Report each line of the data that has "period" somewhere in it.

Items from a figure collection
** START **

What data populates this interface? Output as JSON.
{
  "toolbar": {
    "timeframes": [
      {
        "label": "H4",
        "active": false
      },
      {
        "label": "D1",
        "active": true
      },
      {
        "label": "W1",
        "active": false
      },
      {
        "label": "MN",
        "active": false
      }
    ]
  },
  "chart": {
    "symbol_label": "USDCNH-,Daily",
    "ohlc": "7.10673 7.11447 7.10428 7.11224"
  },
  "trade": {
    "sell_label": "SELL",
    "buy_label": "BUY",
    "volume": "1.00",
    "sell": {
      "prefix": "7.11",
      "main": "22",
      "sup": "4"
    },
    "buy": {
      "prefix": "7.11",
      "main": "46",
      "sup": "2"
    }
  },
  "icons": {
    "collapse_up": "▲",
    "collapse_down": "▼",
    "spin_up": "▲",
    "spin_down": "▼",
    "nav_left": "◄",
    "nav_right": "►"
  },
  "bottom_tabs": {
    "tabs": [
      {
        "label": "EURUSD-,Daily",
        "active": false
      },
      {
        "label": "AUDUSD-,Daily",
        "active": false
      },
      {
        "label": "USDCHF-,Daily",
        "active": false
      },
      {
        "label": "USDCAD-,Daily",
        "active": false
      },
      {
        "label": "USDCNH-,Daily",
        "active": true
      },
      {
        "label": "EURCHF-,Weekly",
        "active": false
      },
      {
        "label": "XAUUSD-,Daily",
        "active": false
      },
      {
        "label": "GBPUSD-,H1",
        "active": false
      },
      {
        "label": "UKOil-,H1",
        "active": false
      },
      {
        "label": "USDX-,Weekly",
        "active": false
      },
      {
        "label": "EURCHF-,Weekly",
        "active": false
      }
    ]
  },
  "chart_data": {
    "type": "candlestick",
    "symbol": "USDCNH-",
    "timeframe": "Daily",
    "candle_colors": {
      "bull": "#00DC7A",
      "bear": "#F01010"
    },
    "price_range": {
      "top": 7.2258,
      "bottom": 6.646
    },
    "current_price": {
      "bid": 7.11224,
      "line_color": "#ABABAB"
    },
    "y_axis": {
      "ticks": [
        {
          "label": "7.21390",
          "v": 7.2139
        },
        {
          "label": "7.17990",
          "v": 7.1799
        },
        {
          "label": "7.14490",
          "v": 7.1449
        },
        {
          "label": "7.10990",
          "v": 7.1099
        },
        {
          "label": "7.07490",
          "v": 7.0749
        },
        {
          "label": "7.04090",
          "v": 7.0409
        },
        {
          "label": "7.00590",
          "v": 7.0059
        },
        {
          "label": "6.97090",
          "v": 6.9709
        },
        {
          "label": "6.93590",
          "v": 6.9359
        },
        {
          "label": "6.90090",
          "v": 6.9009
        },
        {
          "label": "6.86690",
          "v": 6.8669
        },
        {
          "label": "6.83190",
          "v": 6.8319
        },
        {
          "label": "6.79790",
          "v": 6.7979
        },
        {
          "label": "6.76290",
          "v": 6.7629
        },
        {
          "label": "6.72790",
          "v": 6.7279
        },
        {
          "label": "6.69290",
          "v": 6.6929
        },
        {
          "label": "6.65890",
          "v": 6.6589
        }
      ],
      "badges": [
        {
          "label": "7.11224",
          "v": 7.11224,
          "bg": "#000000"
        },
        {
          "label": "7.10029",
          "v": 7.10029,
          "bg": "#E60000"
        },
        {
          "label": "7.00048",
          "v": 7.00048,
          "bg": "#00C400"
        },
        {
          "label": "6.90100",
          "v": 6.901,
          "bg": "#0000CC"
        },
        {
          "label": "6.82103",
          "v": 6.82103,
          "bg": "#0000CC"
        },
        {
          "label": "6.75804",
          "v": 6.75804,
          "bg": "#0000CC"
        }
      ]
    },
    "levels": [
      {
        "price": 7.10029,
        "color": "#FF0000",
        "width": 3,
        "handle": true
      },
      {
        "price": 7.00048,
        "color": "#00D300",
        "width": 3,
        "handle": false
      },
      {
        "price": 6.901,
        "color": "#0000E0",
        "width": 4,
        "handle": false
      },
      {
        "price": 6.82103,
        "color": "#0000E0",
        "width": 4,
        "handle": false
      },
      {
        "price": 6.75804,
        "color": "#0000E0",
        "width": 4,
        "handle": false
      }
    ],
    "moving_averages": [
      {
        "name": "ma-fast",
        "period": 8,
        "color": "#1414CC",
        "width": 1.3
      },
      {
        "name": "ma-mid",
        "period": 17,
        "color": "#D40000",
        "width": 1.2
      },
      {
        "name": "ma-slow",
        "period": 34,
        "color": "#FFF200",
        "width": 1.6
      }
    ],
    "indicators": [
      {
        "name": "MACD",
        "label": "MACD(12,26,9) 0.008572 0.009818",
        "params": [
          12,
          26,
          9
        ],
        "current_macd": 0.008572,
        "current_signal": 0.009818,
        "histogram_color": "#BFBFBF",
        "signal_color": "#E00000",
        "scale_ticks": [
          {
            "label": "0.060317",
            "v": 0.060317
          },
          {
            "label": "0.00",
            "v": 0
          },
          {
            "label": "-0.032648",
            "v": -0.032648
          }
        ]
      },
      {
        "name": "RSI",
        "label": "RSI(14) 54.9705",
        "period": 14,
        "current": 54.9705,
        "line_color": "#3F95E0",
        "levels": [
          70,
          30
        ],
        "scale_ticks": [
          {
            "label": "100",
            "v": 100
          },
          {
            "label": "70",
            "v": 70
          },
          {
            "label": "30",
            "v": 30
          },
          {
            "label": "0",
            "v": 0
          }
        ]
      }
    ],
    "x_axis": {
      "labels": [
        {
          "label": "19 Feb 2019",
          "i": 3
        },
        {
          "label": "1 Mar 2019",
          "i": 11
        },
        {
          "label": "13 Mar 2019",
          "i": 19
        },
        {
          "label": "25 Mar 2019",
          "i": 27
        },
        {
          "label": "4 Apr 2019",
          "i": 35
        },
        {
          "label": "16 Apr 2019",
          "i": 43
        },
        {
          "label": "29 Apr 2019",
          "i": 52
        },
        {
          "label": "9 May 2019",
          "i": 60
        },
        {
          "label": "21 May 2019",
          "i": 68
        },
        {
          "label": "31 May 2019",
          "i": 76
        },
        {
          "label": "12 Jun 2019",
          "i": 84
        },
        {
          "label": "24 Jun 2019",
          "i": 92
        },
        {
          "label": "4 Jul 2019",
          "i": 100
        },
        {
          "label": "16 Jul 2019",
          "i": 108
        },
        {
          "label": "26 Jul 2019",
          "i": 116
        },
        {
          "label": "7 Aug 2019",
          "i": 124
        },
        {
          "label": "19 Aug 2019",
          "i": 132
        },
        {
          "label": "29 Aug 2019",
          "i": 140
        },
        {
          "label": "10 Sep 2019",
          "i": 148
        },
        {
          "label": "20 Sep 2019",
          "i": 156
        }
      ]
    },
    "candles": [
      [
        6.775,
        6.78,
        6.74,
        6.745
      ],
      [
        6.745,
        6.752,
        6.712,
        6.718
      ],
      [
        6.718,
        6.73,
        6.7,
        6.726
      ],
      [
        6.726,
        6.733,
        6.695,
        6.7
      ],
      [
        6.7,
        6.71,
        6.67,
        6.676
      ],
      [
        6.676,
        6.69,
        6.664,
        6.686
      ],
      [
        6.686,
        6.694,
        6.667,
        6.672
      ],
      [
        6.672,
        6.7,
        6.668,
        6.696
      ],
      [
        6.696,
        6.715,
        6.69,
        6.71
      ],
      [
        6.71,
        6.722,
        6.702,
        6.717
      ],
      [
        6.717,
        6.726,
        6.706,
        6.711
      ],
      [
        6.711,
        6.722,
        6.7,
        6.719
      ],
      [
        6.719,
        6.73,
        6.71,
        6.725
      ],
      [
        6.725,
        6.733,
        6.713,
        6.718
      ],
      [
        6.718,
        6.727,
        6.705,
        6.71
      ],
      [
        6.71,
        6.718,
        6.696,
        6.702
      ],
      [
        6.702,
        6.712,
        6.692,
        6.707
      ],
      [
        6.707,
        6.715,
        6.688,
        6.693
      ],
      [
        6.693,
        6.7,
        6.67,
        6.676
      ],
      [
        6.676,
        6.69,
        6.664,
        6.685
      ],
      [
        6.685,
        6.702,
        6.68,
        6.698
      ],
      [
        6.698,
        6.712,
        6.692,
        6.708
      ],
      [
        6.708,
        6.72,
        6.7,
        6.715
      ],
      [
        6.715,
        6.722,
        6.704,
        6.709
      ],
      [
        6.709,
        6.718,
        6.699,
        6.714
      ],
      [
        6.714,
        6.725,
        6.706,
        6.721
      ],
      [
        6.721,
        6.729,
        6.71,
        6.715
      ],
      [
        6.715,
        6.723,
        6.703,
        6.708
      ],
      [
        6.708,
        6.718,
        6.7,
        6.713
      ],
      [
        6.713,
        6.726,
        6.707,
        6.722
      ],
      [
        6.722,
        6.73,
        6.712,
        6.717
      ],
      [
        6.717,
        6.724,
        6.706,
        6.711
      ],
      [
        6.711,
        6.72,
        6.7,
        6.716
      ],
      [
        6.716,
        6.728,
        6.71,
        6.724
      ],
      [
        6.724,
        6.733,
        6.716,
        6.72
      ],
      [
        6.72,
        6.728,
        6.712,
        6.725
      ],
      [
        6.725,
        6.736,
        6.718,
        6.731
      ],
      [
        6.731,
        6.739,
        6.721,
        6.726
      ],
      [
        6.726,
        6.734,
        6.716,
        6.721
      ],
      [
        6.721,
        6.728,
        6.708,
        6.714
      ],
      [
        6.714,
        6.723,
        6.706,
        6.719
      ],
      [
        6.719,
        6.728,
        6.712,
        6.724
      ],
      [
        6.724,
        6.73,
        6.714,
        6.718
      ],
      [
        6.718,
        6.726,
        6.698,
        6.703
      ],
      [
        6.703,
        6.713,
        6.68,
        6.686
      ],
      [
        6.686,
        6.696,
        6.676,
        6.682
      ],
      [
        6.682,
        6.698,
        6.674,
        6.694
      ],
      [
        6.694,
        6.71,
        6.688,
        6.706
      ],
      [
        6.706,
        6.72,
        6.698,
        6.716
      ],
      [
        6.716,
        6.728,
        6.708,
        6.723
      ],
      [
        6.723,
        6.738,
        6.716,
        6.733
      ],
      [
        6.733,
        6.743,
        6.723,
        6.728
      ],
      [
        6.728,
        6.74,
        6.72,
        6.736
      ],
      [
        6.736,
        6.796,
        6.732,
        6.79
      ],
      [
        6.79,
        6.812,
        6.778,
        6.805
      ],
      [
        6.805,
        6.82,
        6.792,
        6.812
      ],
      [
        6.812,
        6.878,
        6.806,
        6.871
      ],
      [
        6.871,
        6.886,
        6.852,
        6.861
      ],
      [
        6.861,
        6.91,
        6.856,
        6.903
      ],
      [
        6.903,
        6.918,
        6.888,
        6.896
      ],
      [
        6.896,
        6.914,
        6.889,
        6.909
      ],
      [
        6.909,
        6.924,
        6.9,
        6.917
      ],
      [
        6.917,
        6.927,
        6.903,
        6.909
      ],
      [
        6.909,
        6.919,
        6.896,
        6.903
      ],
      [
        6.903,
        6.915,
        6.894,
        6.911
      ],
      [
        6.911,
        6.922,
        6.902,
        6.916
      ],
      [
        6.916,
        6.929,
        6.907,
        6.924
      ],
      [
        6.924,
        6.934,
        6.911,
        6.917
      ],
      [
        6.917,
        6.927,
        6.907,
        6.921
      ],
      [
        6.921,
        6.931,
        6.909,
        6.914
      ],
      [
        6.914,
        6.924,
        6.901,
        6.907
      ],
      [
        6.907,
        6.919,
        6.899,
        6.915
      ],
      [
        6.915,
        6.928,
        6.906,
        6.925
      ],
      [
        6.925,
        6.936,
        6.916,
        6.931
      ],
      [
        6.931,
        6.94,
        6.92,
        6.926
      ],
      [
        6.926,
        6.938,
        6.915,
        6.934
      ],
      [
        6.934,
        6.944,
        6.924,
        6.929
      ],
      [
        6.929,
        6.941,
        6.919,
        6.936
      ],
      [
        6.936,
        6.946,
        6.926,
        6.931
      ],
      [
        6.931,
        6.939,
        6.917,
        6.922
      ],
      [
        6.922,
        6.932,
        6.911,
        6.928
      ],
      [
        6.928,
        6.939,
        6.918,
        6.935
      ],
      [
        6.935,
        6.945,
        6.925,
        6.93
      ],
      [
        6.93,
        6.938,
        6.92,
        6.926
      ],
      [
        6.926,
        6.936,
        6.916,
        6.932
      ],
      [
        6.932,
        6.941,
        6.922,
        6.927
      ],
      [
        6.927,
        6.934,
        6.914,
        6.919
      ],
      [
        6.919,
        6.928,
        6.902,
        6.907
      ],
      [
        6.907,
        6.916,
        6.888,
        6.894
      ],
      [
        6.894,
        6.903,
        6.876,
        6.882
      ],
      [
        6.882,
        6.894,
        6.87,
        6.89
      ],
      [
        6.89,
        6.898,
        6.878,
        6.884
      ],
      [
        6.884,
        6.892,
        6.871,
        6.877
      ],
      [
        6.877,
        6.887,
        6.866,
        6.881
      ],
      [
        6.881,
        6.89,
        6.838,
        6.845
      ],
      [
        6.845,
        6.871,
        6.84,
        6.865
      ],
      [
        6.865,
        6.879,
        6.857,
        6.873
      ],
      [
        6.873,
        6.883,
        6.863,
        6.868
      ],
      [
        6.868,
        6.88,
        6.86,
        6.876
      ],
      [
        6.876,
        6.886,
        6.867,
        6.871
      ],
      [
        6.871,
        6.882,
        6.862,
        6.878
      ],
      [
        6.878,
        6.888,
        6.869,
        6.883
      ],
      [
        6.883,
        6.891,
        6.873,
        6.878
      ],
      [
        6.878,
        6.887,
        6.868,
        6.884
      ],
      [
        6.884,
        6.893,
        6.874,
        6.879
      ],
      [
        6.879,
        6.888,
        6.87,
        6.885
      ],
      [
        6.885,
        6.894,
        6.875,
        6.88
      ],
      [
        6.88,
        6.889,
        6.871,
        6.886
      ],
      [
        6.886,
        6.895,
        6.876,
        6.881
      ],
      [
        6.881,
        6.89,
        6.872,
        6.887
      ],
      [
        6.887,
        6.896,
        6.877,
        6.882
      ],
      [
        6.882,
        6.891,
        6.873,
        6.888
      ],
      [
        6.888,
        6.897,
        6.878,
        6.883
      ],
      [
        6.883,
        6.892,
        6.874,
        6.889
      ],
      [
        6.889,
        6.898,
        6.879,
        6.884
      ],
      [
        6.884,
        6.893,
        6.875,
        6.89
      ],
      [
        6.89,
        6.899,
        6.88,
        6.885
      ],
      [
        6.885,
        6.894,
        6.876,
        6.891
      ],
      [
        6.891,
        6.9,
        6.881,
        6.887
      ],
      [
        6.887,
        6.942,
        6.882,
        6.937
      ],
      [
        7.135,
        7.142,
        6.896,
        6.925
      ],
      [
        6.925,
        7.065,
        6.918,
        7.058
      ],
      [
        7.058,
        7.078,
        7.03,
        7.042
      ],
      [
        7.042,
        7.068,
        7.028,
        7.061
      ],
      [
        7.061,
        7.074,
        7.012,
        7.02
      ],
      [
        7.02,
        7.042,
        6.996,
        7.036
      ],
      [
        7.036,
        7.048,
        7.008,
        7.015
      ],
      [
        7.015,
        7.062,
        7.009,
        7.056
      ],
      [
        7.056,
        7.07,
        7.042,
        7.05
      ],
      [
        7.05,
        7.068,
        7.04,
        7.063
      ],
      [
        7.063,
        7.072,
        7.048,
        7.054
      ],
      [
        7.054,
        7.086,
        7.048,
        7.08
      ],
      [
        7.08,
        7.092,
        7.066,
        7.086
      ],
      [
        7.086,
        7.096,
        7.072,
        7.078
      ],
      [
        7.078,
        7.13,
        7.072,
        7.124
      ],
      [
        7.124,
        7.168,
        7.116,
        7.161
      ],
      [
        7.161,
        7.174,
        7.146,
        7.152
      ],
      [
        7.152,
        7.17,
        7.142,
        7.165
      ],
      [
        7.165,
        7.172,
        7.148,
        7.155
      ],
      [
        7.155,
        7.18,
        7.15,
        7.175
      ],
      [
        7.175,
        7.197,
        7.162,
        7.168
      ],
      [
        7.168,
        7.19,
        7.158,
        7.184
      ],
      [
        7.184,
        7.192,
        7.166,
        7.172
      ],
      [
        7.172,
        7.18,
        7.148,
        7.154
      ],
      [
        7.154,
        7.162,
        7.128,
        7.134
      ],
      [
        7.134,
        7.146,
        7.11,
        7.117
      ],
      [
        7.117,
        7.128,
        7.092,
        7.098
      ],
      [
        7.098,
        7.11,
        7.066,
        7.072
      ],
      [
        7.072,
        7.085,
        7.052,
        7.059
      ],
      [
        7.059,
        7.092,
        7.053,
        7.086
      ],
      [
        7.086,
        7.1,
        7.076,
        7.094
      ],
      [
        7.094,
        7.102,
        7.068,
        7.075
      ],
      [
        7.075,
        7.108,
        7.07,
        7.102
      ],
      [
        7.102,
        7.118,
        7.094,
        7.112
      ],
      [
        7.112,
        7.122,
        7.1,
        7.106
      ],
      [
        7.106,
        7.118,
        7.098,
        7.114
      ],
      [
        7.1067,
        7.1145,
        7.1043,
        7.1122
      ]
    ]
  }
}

** END **

▶ Answer for the task
        "period": 8,
        "period": 17,
        "period": 34,
        "period": 14,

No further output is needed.